__Your instructions__. Find each line below that contains the string "Well" and copy it out in full. The match is case-sensitive.

__Stored records__.

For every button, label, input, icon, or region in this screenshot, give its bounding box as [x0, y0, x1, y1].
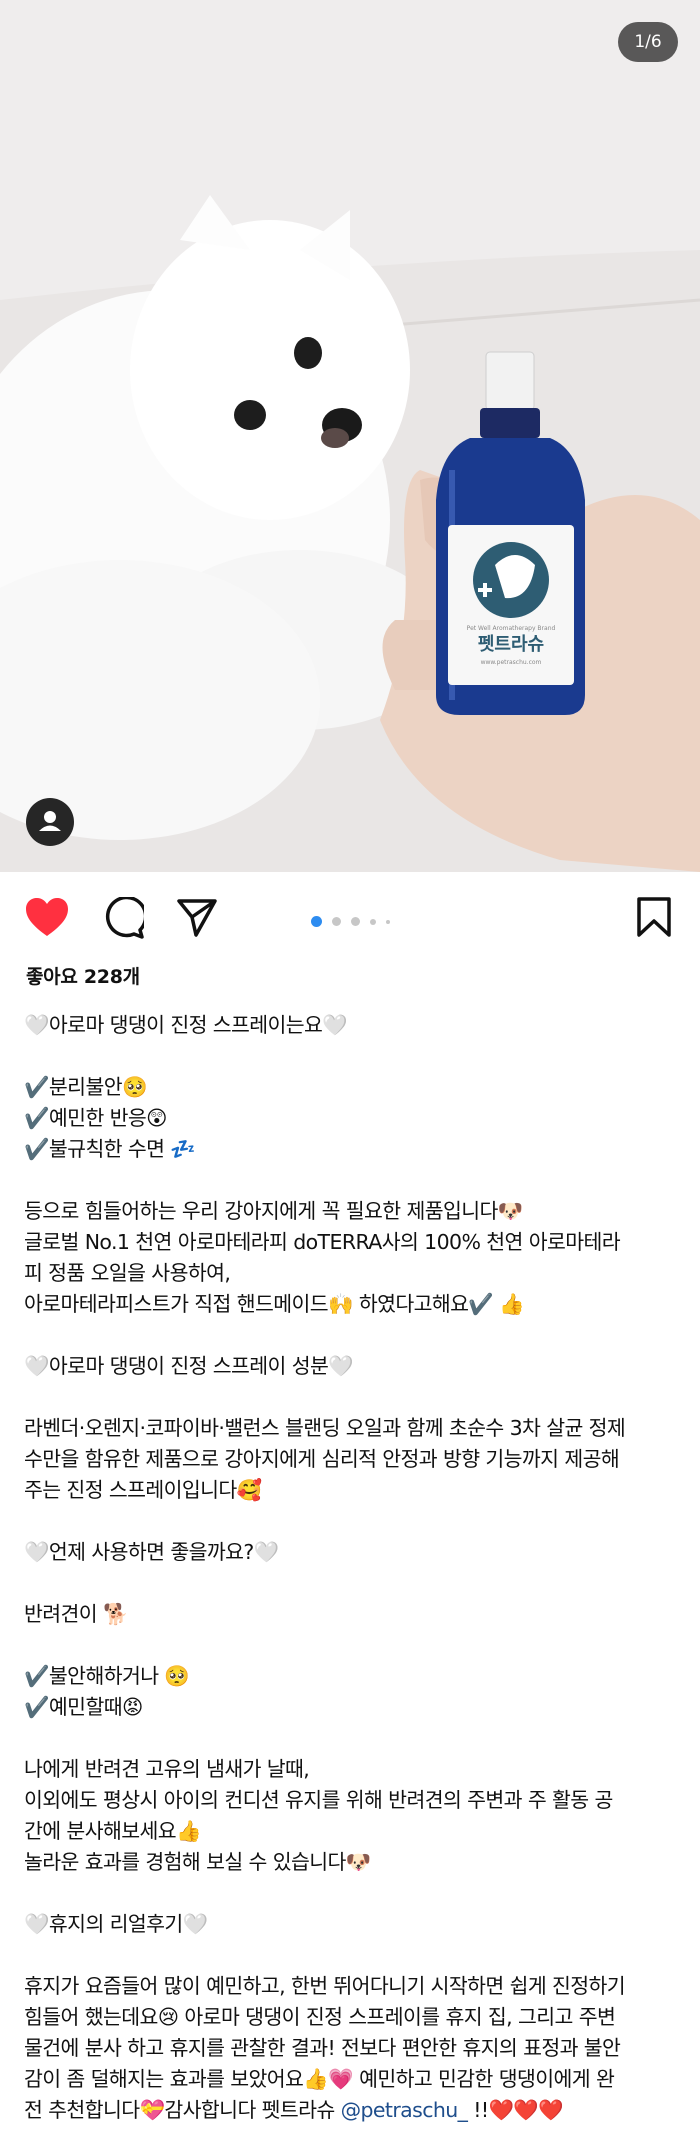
caption-line: ✔️분리불안🥺 — [24, 1075, 147, 1099]
caption-line: 전 추천합니다💝감사합니다 펫트라슈 @petraschu_ !!❤️❤️❤️ — [24, 2095, 674, 2126]
caption-spacer — [24, 1723, 674, 1754]
pagination-dot — [350, 917, 360, 926]
image-counter-badge: 1/6 — [618, 22, 678, 62]
caption-spacer — [24, 1940, 674, 1971]
caption-line: 🤍아로마 댕댕이 진정 스프레이 성분🤍 — [24, 1354, 354, 1378]
bottle-brand-text: 펫트라슈 — [478, 634, 544, 655]
post-photo-illustration: 펫트라슈 Pet Well Aromatherapy Brand www.pet… — [0, 0, 700, 872]
pagination-dot — [310, 916, 322, 927]
caption-text: 전 추천합니다💝감사합니다 펫트라슈 — [24, 2098, 341, 2122]
save-button[interactable] — [636, 896, 672, 942]
caption-line: 힘들어 했는데요😢 아로마 댕댕이 진정 스프레이를 휴지 집, 그리고 주변 — [24, 2005, 616, 2029]
caption-line: 이외에도 평상시 아이의 컨디션 유지를 위해 반려견의 주변과 주 활동 공 — [24, 1788, 613, 1812]
caption-line: 물건에 분사 하고 휴지를 관찰한 결과! 전보다 편안한 휴지의 표정과 불안 — [24, 2036, 621, 2060]
caption-spacer — [24, 1878, 674, 1909]
caption-line: 글로벌 No.1 천연 아로마테라피 doTERRA사의 100% 천연 아로마… — [24, 1230, 621, 1254]
bookmark-icon — [637, 897, 671, 937]
caption-line: 감이 좀 덜해지는 효과를 보았어요👍💗 예민하고 민감한 댕댕이에게 완 — [24, 2067, 615, 2091]
pagination-dot — [369, 918, 376, 925]
caption-line: 🤍휴지의 리얼후기🤍 — [24, 1912, 208, 1936]
caption-spacer — [24, 1320, 674, 1351]
caption-spacer — [24, 1630, 674, 1661]
person-icon — [39, 811, 61, 831]
post-caption: 🤍아로마 댕댕이 진정 스프레이는요🤍 ✔️분리불안🥺 ✔️예민한 반응😲 ✔️불규칙… — [24, 1010, 674, 2126]
caption-line: 주는 진정 스프레이입니다🥰 — [24, 1478, 262, 1502]
caption-spacer — [24, 1568, 674, 1599]
caption-spacer — [24, 1382, 674, 1413]
mention-link[interactable]: @petraschu_ — [341, 2098, 468, 2122]
caption-line: 놀라운 효과를 경험해 보실 수 있습니다🐶 — [24, 1850, 371, 1874]
bottle-subtext: Pet Well Aromatherapy Brand — [467, 625, 556, 632]
post-photo[interactable]: 펫트라슈 Pet Well Aromatherapy Brand www.pet… — [0, 0, 700, 872]
caption-line: 라벤더·오렌지·코파이바·밸런스 블랜딩 오일과 함께 초순수 3차 살균 정제 — [24, 1416, 626, 1440]
caption-spacer — [24, 1041, 674, 1072]
caption-spacer — [24, 1506, 674, 1537]
pagination-dot — [385, 919, 390, 924]
caption-text: !!❤️❤️❤️ — [467, 2098, 564, 2122]
caption-line: ✔️불규칙한 수면 💤 — [24, 1137, 196, 1161]
caption-line: ✔️예민한 반응😲 — [24, 1106, 168, 1130]
caption-line: 반려견이 🐕 — [24, 1602, 128, 1626]
caption-line: 간에 분사해보세요👍 — [24, 1819, 202, 1843]
caption-line: 아로마테라피스트가 직접 핸드메이드🙌 하였다고해요✔️ 👍 — [24, 1292, 525, 1316]
caption-line: 나에게 반려견 고유의 냄새가 날때, — [24, 1757, 310, 1781]
likes-count[interactable]: 좋아요 228개 — [26, 962, 140, 989]
caption-line: 수만을 함유한 제품으로 강아지에게 심리적 안정과 방향 기능까지 제공해 — [24, 1447, 620, 1471]
user-tag-button[interactable] — [26, 798, 74, 846]
carousel-pagination — [0, 916, 700, 928]
pagination-dot — [331, 917, 341, 926]
post-action-bar — [0, 872, 700, 968]
caption-line: 🤍언제 사용하면 좋을까요?🤍 — [24, 1540, 279, 1564]
bottle-url: www.petraschu.com — [481, 659, 542, 666]
caption-line: ✔️불안해하거나 🥺 — [24, 1664, 190, 1688]
caption-line: 피 정품 오일을 사용하여, — [24, 1261, 231, 1285]
caption-line: 등으로 힘들어하는 우리 강아지에게 꼭 필요한 제품입니다🐶 — [24, 1199, 523, 1223]
caption-line: ✔️예민할때😡 — [24, 1695, 143, 1719]
caption-line: 🤍아로마 댕댕이 진정 스프레이는요🤍 — [24, 1013, 348, 1037]
caption-spacer — [24, 1165, 674, 1196]
caption-line: 휴지가 요즘들어 많이 예민하고, 한번 뛰어다니기 시작하면 쉽게 진정하기 — [24, 1974, 626, 1998]
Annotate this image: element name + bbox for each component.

__Result__.
post-photo-illustration: 펫트라슈 Pet Well Aromatherapy Brand www.pet… — [0, 0, 700, 872]
bottle-subtext: Pet Well Aromatherapy Brand — [467, 625, 556, 632]
post-photo[interactable]: 펫트라슈 Pet Well Aromatherapy Brand www.pet… — [0, 0, 700, 872]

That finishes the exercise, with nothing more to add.